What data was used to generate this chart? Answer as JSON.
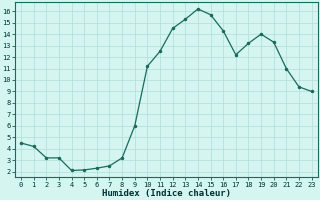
{
  "x": [
    0,
    1,
    2,
    3,
    4,
    5,
    6,
    7,
    8,
    9,
    10,
    11,
    12,
    13,
    14,
    15,
    16,
    17,
    18,
    19,
    20,
    21,
    22,
    23
  ],
  "y": [
    4.5,
    4.2,
    3.2,
    3.2,
    2.1,
    2.15,
    2.3,
    2.5,
    3.2,
    6.0,
    11.2,
    12.5,
    14.5,
    15.3,
    16.2,
    15.7,
    14.3,
    12.2,
    13.2,
    14.0,
    13.3,
    11.0,
    9.4,
    9.0
  ],
  "line_color": "#1a6b5a",
  "marker_color": "#1a6b5a",
  "bg_color": "#d4f5f0",
  "grid_color": "#b0ddd8",
  "xlabel": "Humidex (Indice chaleur)",
  "ylabel_ticks": [
    2,
    3,
    4,
    5,
    6,
    7,
    8,
    9,
    10,
    11,
    12,
    13,
    14,
    15,
    16
  ],
  "ylim": [
    1.5,
    16.8
  ],
  "xlim": [
    -0.5,
    23.5
  ],
  "tick_fontsize": 5.0,
  "xlabel_fontsize": 6.5
}
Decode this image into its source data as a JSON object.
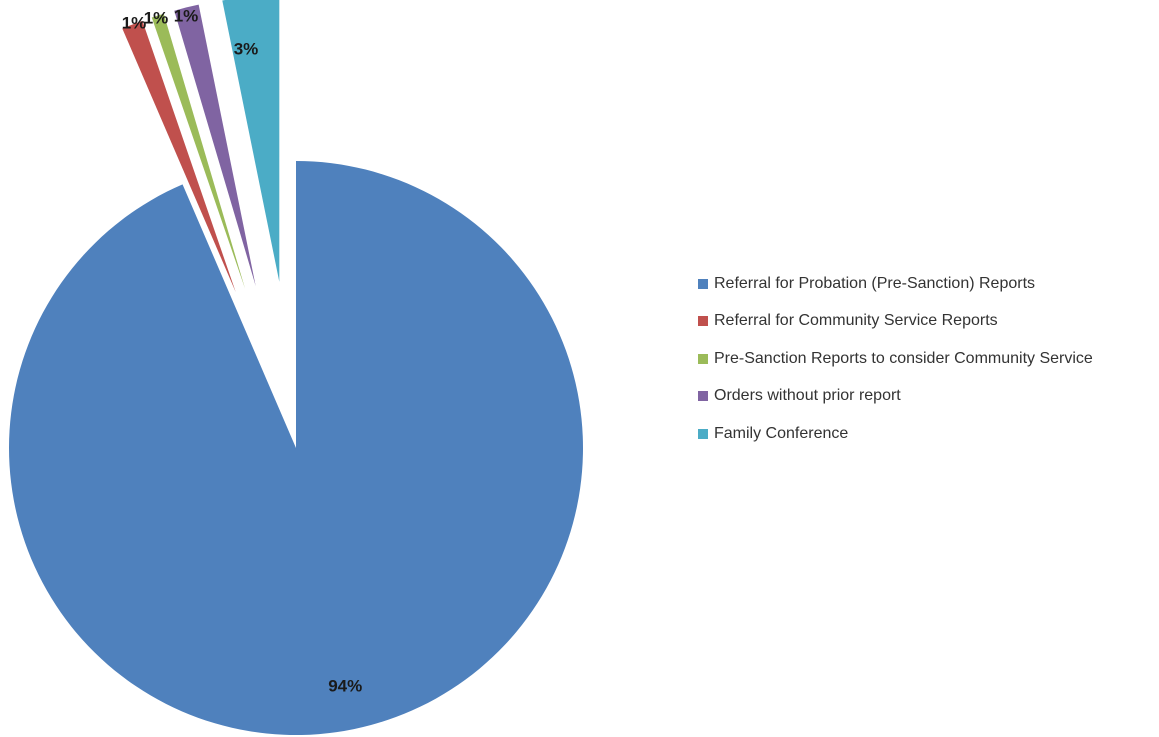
{
  "chart_data": {
    "type": "pie",
    "title": "",
    "legend_position": "right",
    "exploded": true,
    "slices": [
      {
        "name": "Referral for Probation (Pre-Sanction)  Reports",
        "value": 94,
        "label": "94%",
        "color": "#4F81BD"
      },
      {
        "name": "Referral for Community Service Reports",
        "value": 1.2,
        "label": "1%",
        "color": "#C0504D"
      },
      {
        "name": "Pre-Sanction Reports to consider Community Service",
        "value": 0.7,
        "label": "1%",
        "color": "#9BBB59"
      },
      {
        "name": "Orders without prior report",
        "value": 1.4,
        "label": "1%",
        "color": "#8064A2"
      },
      {
        "name": "Family Conference",
        "value": 3.2,
        "label": "3%",
        "color": "#4BACC6"
      }
    ]
  }
}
● ● ● ●
Copy out every line of the listing that includes the string "Sanction".

> _FINISHED TASK_:
        "name": "Referral for Probation (Pre-Sanction)  Reports",
        "name": "Pre-Sanction Reports to consider Community Service",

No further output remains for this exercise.